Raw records
● ● ● ●

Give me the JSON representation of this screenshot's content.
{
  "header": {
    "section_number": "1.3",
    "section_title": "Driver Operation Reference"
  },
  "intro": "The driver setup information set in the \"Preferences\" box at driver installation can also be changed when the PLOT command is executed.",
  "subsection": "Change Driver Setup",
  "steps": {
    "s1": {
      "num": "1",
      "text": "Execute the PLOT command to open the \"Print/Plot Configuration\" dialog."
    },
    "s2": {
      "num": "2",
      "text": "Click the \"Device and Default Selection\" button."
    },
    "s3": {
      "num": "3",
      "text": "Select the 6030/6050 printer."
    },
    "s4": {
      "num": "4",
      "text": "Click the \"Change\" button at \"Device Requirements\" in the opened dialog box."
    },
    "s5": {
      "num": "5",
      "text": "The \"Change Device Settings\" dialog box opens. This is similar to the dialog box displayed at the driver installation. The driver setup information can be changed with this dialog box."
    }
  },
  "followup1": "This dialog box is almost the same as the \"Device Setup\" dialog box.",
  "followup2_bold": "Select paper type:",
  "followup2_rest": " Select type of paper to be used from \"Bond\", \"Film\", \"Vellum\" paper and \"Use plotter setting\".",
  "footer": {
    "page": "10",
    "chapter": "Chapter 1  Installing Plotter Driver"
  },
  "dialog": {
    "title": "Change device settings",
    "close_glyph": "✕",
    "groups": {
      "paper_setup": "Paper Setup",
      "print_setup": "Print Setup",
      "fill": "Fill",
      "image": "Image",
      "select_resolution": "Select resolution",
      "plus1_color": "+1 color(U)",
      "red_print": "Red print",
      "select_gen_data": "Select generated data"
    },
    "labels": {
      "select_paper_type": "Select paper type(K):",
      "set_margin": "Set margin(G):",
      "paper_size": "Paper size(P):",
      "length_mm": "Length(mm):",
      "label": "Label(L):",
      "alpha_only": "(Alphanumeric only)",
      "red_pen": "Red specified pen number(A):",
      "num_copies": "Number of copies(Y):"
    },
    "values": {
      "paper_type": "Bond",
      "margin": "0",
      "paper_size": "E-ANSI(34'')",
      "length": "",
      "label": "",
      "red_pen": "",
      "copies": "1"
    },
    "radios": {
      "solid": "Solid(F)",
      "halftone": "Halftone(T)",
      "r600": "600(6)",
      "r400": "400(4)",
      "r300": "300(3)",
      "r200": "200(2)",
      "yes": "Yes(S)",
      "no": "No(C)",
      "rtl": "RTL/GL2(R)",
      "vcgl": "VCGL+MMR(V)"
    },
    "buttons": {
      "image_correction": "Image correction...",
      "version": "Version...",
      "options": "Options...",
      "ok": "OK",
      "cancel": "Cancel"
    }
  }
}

● ● ● ●

Filter the data, keeping only the lines that contain "changed".

  "intro": "The driver setup information set in the \"Preferences\" box at driver installation can also be changed when the PLOT command is executed.",
      "text": "The \"Change Device Settings\" dialog box opens. This is similar to the dialog box displayed at the driver installation. The driver setup information can be changed with this dialog box."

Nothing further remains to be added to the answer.